• What you will do: Count how many lines below include the string "enseignez", and give that number without anything else.

• Listing:
◆ ◆ ◆ ◆ ◆
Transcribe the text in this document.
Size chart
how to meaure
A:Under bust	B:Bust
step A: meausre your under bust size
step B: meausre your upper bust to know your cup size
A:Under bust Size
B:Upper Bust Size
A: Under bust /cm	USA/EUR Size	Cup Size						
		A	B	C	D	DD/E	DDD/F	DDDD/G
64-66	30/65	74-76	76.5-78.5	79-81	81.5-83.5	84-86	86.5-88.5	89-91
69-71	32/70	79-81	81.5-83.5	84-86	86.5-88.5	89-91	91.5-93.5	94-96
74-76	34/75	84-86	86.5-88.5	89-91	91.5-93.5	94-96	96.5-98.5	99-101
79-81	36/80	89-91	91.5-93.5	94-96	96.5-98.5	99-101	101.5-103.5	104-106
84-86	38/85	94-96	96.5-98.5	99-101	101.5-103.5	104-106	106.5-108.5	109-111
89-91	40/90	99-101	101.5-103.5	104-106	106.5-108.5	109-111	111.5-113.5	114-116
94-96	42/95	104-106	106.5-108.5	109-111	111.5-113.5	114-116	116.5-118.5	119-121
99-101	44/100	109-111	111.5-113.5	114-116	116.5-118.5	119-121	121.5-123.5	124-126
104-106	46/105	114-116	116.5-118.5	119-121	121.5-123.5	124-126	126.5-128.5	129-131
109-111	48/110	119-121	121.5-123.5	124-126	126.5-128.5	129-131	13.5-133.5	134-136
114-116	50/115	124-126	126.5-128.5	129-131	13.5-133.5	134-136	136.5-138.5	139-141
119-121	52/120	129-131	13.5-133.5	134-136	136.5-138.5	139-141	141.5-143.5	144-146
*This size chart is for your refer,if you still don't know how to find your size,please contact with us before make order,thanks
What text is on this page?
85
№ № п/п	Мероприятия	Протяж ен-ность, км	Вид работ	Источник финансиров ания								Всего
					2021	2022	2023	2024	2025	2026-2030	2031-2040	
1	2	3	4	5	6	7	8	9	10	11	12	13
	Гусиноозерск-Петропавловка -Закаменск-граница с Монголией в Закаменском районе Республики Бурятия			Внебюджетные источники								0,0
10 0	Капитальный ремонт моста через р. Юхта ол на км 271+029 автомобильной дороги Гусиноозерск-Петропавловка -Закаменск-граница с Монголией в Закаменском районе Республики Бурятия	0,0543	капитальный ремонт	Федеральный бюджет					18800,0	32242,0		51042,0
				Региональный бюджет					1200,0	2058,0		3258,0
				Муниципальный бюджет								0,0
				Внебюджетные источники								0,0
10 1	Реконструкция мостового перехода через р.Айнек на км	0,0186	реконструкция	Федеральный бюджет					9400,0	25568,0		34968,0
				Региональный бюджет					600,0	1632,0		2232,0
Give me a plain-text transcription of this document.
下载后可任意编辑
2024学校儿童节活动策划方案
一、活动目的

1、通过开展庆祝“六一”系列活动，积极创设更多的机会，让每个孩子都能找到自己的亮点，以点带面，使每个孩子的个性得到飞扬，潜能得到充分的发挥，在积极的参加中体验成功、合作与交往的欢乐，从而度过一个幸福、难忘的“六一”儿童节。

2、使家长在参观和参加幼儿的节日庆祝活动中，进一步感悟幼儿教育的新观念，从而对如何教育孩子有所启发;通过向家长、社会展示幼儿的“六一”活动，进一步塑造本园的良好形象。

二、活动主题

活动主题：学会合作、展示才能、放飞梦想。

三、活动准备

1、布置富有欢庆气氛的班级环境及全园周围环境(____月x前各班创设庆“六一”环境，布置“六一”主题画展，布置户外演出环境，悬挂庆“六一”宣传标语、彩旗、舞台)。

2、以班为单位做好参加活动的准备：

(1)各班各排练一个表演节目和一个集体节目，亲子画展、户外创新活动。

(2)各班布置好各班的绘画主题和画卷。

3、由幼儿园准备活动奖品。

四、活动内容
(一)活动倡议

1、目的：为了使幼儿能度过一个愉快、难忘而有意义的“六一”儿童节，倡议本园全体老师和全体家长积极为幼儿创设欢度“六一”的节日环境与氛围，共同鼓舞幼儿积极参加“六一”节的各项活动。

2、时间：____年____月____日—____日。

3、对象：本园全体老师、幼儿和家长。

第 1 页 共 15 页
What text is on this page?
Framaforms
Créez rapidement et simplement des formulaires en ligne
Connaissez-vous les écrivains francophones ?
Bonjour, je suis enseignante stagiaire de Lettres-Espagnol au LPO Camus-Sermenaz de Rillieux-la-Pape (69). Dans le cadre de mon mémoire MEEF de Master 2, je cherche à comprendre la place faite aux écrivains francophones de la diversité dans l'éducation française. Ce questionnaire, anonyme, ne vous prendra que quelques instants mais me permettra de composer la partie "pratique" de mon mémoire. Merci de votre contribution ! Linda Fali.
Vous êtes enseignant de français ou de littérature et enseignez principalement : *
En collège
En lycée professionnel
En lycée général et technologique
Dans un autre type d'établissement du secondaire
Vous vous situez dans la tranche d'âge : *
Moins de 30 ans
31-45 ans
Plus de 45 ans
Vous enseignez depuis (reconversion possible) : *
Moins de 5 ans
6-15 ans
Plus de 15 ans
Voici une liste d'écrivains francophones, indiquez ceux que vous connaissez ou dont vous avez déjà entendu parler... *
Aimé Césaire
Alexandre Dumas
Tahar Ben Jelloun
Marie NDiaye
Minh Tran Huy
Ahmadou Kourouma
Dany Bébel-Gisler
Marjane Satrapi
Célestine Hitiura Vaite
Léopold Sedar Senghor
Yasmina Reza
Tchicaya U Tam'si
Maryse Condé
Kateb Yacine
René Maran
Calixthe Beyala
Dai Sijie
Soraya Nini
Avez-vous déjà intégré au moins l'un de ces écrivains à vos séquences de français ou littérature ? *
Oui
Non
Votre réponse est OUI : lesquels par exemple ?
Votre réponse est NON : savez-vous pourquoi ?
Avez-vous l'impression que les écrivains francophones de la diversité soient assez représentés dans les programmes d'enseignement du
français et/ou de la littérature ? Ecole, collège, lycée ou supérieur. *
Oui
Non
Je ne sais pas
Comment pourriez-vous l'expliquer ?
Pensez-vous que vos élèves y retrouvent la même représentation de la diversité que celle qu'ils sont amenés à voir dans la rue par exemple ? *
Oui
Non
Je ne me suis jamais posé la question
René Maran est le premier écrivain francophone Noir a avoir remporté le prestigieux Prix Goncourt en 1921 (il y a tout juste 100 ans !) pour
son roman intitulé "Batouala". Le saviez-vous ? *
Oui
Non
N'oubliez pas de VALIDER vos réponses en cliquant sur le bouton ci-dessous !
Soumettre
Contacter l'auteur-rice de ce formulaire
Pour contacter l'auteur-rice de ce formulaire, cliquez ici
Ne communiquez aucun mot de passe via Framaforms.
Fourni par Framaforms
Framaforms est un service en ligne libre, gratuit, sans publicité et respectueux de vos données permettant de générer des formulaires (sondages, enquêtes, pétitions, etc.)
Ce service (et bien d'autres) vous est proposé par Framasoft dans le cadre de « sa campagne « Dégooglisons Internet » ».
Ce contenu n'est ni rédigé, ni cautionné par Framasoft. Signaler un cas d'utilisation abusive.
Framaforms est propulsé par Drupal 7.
◆ ◆ ◆ ◆ ◆
• Answer for this exercise: 2